> _SHORT PROBLEM_: Count the lines below that contain the word "Accumulated" and give only the number.

Dataset excerpt:
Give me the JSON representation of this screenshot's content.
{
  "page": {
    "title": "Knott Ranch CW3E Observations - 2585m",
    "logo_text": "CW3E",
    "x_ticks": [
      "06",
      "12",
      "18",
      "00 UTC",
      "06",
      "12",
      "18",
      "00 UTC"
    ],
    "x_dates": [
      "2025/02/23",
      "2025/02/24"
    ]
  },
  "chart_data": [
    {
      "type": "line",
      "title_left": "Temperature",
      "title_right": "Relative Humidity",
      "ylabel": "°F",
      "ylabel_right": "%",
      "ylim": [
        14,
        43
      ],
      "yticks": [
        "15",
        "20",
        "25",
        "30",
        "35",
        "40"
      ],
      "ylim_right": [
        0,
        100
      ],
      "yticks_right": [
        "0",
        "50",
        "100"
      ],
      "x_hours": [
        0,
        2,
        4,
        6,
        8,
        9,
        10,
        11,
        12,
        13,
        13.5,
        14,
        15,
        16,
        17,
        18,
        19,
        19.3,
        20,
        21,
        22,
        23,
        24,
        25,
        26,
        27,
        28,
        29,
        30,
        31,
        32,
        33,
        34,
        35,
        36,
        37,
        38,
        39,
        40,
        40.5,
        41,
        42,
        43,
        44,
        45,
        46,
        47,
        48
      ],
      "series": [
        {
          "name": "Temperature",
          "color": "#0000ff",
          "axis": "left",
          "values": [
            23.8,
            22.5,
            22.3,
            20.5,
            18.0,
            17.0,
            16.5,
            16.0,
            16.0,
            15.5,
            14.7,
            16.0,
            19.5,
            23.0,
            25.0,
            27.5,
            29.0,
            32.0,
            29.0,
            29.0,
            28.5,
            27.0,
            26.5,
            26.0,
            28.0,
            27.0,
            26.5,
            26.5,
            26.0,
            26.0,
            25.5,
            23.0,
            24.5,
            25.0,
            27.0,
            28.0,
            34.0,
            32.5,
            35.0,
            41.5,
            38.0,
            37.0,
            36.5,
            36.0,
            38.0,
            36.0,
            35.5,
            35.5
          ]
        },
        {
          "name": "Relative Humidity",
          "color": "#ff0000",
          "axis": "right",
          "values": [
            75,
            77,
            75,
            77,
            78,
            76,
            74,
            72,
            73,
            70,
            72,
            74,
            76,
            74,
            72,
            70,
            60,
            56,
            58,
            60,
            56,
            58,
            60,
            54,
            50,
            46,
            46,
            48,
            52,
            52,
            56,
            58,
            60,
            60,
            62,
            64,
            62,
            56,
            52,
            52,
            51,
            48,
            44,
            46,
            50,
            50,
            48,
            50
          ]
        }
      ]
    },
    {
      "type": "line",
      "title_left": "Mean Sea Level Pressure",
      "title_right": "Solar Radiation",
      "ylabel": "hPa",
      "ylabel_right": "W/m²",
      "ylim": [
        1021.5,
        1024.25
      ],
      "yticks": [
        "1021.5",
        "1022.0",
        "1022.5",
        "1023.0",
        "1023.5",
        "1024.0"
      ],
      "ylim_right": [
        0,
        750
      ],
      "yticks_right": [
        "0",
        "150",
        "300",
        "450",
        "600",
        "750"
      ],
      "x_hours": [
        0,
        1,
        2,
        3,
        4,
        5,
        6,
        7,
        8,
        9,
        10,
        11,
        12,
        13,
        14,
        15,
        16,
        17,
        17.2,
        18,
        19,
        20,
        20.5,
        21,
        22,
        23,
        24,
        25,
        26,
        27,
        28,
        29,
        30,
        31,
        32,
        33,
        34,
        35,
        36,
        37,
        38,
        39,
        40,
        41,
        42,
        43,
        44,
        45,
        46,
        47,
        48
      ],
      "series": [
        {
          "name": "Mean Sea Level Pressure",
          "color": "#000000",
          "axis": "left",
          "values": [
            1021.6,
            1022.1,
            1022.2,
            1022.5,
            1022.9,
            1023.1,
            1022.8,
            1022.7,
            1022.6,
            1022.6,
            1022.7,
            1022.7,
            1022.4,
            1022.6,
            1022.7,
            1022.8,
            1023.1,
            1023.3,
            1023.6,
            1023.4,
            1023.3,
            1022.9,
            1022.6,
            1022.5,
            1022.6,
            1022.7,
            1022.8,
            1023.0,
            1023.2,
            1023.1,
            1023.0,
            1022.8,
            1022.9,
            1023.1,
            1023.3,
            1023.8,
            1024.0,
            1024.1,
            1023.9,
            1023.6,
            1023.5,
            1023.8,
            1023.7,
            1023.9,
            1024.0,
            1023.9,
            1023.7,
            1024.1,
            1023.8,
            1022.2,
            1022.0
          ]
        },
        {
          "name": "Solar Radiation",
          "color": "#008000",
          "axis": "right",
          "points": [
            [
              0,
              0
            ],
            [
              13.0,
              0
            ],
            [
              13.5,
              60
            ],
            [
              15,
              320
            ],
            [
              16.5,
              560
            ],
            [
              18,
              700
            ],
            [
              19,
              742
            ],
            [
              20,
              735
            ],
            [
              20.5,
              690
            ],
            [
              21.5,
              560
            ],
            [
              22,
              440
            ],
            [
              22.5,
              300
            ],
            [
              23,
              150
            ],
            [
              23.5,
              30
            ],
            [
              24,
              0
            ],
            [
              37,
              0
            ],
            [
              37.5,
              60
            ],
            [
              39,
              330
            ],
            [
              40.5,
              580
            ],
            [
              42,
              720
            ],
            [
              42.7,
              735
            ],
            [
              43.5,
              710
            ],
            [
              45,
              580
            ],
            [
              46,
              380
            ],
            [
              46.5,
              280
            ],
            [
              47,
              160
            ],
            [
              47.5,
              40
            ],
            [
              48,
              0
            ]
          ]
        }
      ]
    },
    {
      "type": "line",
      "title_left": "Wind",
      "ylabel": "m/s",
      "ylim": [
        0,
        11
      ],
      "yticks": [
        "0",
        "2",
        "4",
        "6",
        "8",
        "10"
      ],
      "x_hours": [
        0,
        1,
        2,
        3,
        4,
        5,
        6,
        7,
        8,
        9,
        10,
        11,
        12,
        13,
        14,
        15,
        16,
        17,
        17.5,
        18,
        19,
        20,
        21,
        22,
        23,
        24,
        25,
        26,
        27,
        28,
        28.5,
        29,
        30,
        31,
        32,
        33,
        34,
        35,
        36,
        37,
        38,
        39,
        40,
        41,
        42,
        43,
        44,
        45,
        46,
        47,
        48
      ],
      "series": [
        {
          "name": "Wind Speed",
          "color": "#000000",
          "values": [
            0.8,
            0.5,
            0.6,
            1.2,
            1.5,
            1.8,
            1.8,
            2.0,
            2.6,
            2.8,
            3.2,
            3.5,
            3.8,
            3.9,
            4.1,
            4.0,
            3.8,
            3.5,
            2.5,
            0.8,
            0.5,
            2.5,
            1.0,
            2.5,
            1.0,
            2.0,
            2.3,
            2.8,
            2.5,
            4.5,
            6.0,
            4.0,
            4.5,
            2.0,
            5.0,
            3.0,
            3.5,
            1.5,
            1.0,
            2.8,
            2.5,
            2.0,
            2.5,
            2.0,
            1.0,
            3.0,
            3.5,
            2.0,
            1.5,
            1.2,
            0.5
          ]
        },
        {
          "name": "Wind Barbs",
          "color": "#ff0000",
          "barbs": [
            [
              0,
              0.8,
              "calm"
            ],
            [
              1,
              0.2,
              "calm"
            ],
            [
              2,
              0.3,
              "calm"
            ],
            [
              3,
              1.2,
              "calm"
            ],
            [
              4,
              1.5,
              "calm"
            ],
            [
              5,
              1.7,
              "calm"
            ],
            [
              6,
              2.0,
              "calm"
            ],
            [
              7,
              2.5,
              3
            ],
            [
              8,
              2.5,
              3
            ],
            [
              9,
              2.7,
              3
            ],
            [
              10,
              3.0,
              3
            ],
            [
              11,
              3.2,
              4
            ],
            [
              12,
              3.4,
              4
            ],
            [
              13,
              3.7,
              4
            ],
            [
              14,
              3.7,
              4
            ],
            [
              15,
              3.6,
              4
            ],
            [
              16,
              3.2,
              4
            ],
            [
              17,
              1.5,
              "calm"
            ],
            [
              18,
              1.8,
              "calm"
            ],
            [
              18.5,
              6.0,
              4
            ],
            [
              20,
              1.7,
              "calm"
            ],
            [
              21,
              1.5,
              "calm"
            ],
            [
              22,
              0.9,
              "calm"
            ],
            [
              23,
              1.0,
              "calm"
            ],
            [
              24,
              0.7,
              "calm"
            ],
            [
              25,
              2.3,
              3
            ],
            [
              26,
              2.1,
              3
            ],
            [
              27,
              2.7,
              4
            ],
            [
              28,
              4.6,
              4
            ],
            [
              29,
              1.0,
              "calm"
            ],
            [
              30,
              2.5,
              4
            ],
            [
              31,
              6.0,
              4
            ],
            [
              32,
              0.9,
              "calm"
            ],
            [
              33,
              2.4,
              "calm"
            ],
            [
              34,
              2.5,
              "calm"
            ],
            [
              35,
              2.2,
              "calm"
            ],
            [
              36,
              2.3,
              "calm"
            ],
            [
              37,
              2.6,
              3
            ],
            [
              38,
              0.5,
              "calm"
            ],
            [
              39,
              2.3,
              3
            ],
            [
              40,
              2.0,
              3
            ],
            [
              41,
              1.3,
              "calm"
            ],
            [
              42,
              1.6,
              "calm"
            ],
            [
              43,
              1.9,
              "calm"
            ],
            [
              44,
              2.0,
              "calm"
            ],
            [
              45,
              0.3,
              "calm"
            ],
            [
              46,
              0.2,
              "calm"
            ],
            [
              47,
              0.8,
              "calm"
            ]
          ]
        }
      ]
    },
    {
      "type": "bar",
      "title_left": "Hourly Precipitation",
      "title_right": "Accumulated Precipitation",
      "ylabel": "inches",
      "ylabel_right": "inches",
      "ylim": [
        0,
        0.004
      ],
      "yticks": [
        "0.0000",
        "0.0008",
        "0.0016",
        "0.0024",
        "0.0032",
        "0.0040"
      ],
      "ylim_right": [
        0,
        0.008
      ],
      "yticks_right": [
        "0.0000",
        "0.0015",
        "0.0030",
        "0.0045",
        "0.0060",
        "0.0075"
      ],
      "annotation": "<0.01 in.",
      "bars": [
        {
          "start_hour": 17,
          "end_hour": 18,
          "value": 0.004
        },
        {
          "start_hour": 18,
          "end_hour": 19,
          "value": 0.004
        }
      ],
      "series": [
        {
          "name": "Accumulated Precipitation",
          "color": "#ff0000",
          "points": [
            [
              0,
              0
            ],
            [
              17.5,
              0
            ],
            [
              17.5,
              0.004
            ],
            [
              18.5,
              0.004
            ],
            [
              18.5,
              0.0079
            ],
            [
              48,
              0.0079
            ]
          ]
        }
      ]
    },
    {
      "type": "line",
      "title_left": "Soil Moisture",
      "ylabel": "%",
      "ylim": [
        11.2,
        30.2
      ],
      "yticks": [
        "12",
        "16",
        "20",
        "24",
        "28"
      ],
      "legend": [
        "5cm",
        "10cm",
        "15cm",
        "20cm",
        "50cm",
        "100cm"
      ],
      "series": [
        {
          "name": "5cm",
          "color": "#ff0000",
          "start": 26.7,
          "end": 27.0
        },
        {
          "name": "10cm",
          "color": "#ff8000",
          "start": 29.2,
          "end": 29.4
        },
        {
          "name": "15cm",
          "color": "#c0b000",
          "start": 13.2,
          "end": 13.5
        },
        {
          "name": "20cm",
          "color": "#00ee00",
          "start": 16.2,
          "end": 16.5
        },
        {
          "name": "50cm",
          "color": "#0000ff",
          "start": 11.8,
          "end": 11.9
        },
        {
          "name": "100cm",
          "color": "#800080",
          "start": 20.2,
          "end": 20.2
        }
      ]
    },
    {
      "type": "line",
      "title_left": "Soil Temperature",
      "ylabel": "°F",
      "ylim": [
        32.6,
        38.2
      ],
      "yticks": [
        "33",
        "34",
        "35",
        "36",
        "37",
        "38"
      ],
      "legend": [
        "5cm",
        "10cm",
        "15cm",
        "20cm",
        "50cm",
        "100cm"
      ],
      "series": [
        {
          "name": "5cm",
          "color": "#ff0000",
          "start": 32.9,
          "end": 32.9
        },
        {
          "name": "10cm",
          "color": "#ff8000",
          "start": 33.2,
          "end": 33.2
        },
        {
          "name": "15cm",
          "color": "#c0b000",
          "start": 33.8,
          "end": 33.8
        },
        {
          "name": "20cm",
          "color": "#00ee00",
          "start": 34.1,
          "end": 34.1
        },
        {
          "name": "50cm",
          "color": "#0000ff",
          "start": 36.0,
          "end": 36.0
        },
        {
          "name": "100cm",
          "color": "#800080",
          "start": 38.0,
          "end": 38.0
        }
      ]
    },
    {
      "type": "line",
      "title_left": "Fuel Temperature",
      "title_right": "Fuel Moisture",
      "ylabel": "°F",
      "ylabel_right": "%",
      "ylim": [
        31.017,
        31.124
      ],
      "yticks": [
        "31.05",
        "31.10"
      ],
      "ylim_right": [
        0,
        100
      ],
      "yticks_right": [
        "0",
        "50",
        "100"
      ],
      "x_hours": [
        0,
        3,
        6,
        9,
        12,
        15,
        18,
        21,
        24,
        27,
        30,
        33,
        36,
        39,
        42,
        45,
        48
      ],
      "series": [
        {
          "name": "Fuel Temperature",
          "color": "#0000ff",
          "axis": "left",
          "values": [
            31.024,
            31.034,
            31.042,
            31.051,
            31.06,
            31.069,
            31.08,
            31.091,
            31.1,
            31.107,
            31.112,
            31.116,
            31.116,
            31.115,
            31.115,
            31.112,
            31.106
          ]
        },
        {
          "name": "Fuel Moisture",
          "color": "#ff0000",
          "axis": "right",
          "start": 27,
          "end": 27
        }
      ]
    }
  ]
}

> _REPLY TO THE EXERCISE_: 2